▸ Task objective
Gather each line containing the string "POSTED" from these entries.

▸ Records for processing
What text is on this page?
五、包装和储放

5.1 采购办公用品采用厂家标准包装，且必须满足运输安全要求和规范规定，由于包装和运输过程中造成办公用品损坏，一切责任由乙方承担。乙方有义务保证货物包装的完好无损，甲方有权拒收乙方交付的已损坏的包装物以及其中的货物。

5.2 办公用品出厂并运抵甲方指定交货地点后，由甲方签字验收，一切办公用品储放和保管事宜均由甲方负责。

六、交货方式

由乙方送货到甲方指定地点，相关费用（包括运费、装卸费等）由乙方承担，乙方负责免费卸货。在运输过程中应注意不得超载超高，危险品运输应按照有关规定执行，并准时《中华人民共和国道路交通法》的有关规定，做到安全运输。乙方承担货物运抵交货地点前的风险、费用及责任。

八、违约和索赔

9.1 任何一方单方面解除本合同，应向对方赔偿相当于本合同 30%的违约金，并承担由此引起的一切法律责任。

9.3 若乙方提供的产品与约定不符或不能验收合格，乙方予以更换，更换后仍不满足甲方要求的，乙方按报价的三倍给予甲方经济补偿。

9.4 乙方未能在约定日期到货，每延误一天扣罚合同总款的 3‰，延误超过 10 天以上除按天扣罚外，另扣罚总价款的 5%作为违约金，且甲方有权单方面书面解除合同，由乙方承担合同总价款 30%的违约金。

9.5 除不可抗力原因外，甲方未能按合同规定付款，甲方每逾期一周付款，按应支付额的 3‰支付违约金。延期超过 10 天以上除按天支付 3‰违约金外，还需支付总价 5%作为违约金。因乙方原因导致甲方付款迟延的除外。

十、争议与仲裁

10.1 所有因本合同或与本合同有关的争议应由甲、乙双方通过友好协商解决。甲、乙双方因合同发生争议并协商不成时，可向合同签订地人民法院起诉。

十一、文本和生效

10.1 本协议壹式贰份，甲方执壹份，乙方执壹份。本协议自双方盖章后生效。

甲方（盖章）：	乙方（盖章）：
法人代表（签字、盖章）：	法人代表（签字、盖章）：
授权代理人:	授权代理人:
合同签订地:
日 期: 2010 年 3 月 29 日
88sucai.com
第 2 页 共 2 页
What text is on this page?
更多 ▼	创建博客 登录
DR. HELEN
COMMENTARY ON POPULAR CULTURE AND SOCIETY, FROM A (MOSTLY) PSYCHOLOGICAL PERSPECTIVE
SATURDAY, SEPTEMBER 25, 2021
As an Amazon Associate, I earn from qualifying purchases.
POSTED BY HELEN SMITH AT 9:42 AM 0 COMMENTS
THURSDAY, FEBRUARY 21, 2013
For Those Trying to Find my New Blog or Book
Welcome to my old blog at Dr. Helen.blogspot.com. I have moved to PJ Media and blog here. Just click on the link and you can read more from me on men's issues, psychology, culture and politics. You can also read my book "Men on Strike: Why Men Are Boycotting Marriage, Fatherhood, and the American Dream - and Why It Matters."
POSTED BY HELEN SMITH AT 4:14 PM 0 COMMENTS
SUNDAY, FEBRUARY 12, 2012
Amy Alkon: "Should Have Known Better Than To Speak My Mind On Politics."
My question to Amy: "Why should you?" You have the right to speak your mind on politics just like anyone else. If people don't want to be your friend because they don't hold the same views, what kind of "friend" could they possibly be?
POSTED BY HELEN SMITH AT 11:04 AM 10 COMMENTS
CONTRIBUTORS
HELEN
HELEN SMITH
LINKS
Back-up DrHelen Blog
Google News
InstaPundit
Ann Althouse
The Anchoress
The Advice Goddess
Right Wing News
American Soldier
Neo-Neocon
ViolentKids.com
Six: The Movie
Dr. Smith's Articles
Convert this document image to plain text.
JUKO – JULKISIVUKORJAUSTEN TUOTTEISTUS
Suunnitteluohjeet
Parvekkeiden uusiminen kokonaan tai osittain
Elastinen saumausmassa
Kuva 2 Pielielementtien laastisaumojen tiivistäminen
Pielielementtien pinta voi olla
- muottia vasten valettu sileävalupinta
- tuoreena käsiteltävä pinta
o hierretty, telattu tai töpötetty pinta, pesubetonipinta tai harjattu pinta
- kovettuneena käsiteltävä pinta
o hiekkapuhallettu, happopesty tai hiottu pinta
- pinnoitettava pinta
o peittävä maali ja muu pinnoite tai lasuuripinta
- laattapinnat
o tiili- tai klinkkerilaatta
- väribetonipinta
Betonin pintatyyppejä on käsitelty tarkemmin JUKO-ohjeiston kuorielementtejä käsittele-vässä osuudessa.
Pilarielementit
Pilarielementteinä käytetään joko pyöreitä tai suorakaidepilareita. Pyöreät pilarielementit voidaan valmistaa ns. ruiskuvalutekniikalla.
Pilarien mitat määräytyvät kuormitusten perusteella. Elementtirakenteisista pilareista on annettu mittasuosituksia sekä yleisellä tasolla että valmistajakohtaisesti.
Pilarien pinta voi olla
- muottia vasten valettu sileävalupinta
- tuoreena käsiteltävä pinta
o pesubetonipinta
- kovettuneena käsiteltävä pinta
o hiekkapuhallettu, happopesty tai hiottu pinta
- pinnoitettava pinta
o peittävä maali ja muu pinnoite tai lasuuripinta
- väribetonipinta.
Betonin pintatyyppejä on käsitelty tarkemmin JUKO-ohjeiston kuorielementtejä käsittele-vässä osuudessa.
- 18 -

▸ Solution
POSTED BY HELEN SMITH AT 9:42 AM 0 COMMENTS
POSTED BY HELEN SMITH AT 4:14 PM 0 COMMENTS
POSTED BY HELEN SMITH AT 11:04 AM 10 COMMENTS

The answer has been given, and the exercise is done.